[RECORDS TO PROCESS]
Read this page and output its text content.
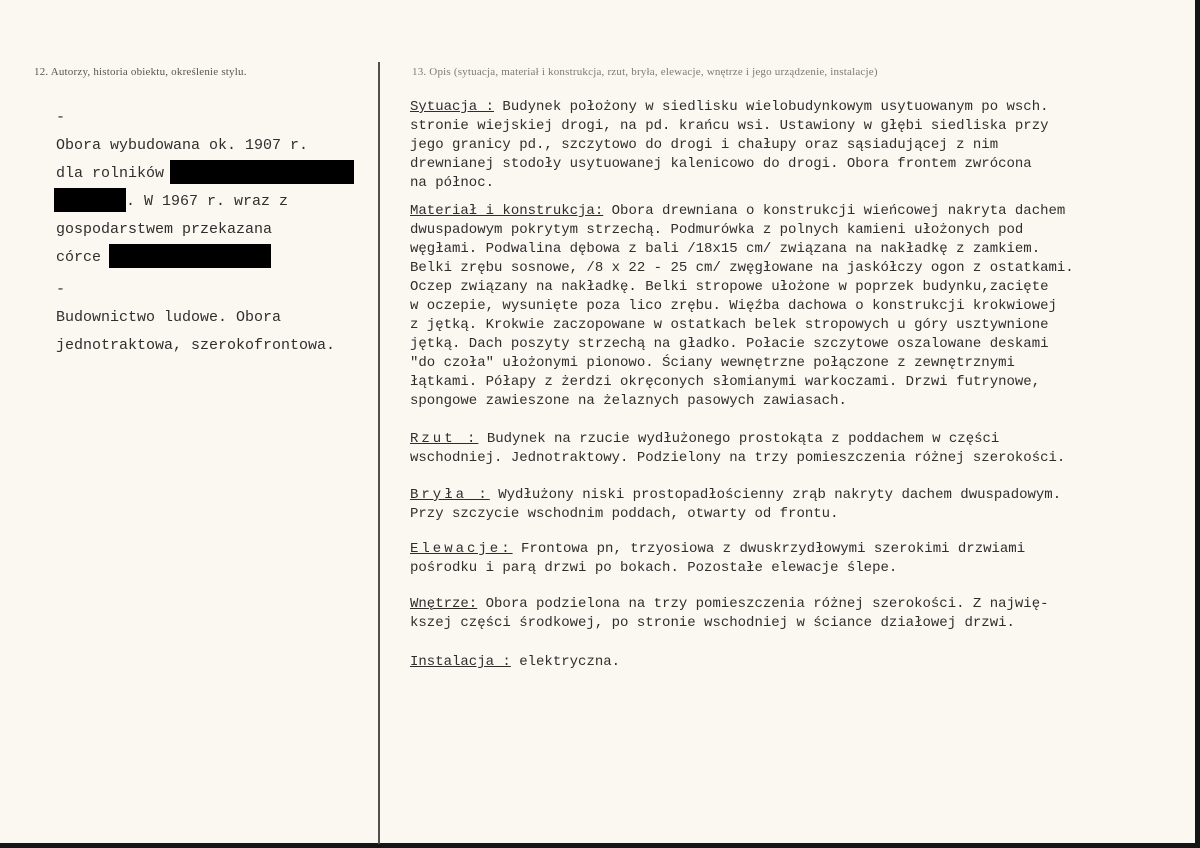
12. Autorzy, historia obiektu, określenie stylu.	13. Opis (sytuacja, materiał i konstrukcja, rzut, bryła, elewacje, wnętrze i jego urządzenie, instalacje)
-
Obora wybudowana ok. 1907 r.
dla rolników
. W 1967 r. wraz z
gospodarstwem przekazana
córce
-
Budownictwo ludowe. Obora
jednotraktowa, szerokofrontowa.

Sytuacja : Budynek położony w siedlisku wielobudynkowym usytuowanym po wsch.

stronie wiejskiej drogi, na pd. krańcu wsi. Ustawiony w głębi siedliska przy

jego granicy pd., szczytowo do drogi i chałupy oraz sąsiadującej z nim

drewnianej stodoły usytuowanej kalenicowo do drogi. Obora frontem zwrócona

na północ.

Materiał i konstrukcja: Obora drewniana o konstrukcji wieńcowej nakryta dachem

dwuspadowym pokrytym strzechą. Podmurówka z polnych kamieni ułożonych pod

węgłami. Podwalina dębowa z bali /18x15 cm/ związana na nakładkę z zamkiem.

Belki zrębu sosnowe, /8 x 22 - 25 cm/ zwęgłowane na jaskółczy ogon z ostatkami.

Oczep związany na nakładkę. Belki stropowe ułożone w poprzek budynku,zacięte

w oczepie, wysunięte poza lico zrębu. Więźba dachowa o konstrukcji krokwiowej

z jętką. Krokwie zaczopowane w ostatkach belek stropowych u góry usztywnione

jętką. Dach poszyty strzechą na gładko. Połacie szczytowe oszalowane deskami

"do czoła" ułożonymi pionowo. Ściany wewnętrzne połączone z zewnętrznymi

łątkami. Półapy z żerdzi okręconych słomianymi warkoczami. Drzwi futrynowe,

spongowe zawieszone na żelaznych pasowych zawiasach.

Rzut : Budynek na rzucie wydłużonego prostokąta z poddachem w części

wschodniej. Jednotraktowy. Podzielony na trzy pomieszczenia różnej szerokości.

Bryła : Wydłużony niski prostopadłościenny zrąb nakryty dachem dwuspadowym.

Przy szczycie wschodnim poddach, otwarty od frontu.

Elewacje: Frontowa pn, trzyosiowa z dwuskrzydłowymi szerokimi drzwiami

pośrodku i parą drzwi po bokach. Pozostałe elewacje ślepe.

Wnętrze: Obora podzielona na trzy pomieszczenia różnej szerokości. Z najwię-

kszej części środkowej, po stronie wschodniej w ściance działowej drzwi.

Instalacja : elektryczna.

[EXERCISE PROMPT]
Show each line of the data that contains the string "jego".

[WRITTEN RESPONSE]
12. Autorzy, historia obiektu, określenie stylu.	13. Opis (sytuacja, materiał i konstrukcja, rzut, bryła, elewacje, wnętrze i jego urządzenie, instalacje)
jego granicy pd., szczytowo do drogi i chałupy oraz sąsiadującej z nim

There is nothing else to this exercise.